Items from a dataset:

####

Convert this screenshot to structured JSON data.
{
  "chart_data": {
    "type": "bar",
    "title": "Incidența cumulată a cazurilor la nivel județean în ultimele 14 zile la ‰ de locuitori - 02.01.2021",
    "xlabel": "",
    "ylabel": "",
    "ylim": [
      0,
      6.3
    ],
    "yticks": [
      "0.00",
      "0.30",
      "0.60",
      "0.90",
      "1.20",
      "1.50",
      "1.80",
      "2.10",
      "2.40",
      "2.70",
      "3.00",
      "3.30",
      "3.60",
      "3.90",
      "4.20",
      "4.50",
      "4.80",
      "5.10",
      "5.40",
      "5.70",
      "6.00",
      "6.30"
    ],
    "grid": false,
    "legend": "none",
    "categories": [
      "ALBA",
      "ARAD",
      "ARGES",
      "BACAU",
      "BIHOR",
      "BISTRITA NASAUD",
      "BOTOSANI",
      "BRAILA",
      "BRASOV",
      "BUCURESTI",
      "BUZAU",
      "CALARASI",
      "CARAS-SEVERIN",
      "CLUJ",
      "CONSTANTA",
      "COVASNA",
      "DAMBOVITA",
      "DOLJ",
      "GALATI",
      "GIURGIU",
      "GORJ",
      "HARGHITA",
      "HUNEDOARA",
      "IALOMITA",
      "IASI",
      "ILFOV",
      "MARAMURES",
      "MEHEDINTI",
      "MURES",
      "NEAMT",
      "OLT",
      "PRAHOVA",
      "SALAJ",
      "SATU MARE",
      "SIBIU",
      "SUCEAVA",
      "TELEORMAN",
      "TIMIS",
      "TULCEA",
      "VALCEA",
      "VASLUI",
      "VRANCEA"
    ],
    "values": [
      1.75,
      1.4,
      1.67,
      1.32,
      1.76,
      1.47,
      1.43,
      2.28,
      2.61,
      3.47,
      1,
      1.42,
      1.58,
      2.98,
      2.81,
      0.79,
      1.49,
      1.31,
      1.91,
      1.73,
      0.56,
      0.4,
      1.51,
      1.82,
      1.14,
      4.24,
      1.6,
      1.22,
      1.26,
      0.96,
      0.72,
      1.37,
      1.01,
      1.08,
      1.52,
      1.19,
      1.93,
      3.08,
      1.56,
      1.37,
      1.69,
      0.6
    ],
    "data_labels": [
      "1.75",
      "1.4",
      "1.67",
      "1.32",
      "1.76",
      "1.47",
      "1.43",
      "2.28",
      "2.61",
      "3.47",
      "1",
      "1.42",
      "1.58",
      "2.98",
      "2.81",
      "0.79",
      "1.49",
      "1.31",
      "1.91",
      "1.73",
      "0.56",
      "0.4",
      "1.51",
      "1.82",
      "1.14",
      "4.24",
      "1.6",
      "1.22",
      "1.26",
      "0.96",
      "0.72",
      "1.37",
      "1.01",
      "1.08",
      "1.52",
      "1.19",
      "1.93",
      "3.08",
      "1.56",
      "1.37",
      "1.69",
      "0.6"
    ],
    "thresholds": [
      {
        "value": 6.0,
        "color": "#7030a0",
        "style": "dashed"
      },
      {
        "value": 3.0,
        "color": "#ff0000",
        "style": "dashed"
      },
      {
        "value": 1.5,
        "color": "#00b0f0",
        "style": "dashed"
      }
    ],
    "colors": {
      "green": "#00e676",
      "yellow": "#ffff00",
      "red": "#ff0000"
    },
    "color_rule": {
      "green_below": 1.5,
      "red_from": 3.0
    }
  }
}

####

■ **Stated problem**:
Please set down the whole listing above without altering a single line.

■ **Problem solution**:
Convert this screenshot to structured JSON data.
{
  "chart_data": {
    "type": "bar",
    "title": "Incidența cumulată a cazurilor la nivel județean în ultimele 14 zile la ‰ de locuitori - 02.01.2021",
    "xlabel": "",
    "ylabel": "",
    "ylim": [
      0,
      6.3
    ],
    "yticks": [
      "0.00",
      "0.30",
      "0.60",
      "0.90",
      "1.20",
      "1.50",
      "1.80",
      "2.10",
      "2.40",
      "2.70",
      "3.00",
      "3.30",
      "3.60",
      "3.90",
      "4.20",
      "4.50",
      "4.80",
      "5.10",
      "5.40",
      "5.70",
      "6.00",
      "6.30"
    ],
    "grid": false,
    "legend": "none",
    "categories": [
      "ALBA",
      "ARAD",
      "ARGES",
      "BACAU",
      "BIHOR",
      "BISTRITA NASAUD",
      "BOTOSANI",
      "BRAILA",
      "BRASOV",
      "BUCURESTI",
      "BUZAU",
      "CALARASI",
      "CARAS-SEVERIN",
      "CLUJ",
      "CONSTANTA",
      "COVASNA",
      "DAMBOVITA",
      "DOLJ",
      "GALATI",
      "GIURGIU",
      "GORJ",
      "HARGHITA",
      "HUNEDOARA",
      "IALOMITA",
      "IASI",
      "ILFOV",
      "MARAMURES",
      "MEHEDINTI",
      "MURES",
      "NEAMT",
      "OLT",
      "PRAHOVA",
      "SALAJ",
      "SATU MARE",
      "SIBIU",
      "SUCEAVA",
      "TELEORMAN",
      "TIMIS",
      "TULCEA",
      "VALCEA",
      "VASLUI",
      "VRANCEA"
    ],
    "values": [
      1.75,
      1.4,
      1.67,
      1.32,
      1.76,
      1.47,
      1.43,
      2.28,
      2.61,
      3.47,
      1,
      1.42,
      1.58,
      2.98,
      2.81,
      0.79,
      1.49,
      1.31,
      1.91,
      1.73,
      0.56,
      0.4,
      1.51,
      1.82,
      1.14,
      4.24,
      1.6,
      1.22,
      1.26,
      0.96,
      0.72,
      1.37,
      1.01,
      1.08,
      1.52,
      1.19,
      1.93,
      3.08,
      1.56,
      1.37,
      1.69,
      0.6
    ],
    "data_labels": [
      "1.75",
      "1.4",
      "1.67",
      "1.32",
      "1.76",
      "1.47",
      "1.43",
      "2.28",
      "2.61",
      "3.47",
      "1",
      "1.42",
      "1.58",
      "2.98",
      "2.81",
      "0.79",
      "1.49",
      "1.31",
      "1.91",
      "1.73",
      "0.56",
      "0.4",
      "1.51",
      "1.82",
      "1.14",
      "4.24",
      "1.6",
      "1.22",
      "1.26",
      "0.96",
      "0.72",
      "1.37",
      "1.01",
      "1.08",
      "1.52",
      "1.19",
      "1.93",
      "3.08",
      "1.56",
      "1.37",
      "1.69",
      "0.6"
    ],
    "thresholds": [
      {
        "value": 6.0,
        "color": "#7030a0",
        "style": "dashed"
      },
      {
        "value": 3.0,
        "color": "#ff0000",
        "style": "dashed"
      },
      {
        "value": 1.5,
        "color": "#00b0f0",
        "style": "dashed"
      }
    ],
    "colors": {
      "green": "#00e676",
      "yellow": "#ffff00",
      "red": "#ff0000"
    },
    "color_rule": {
      "green_below": 1.5,
      "red_from": 3.0
    }
  }
}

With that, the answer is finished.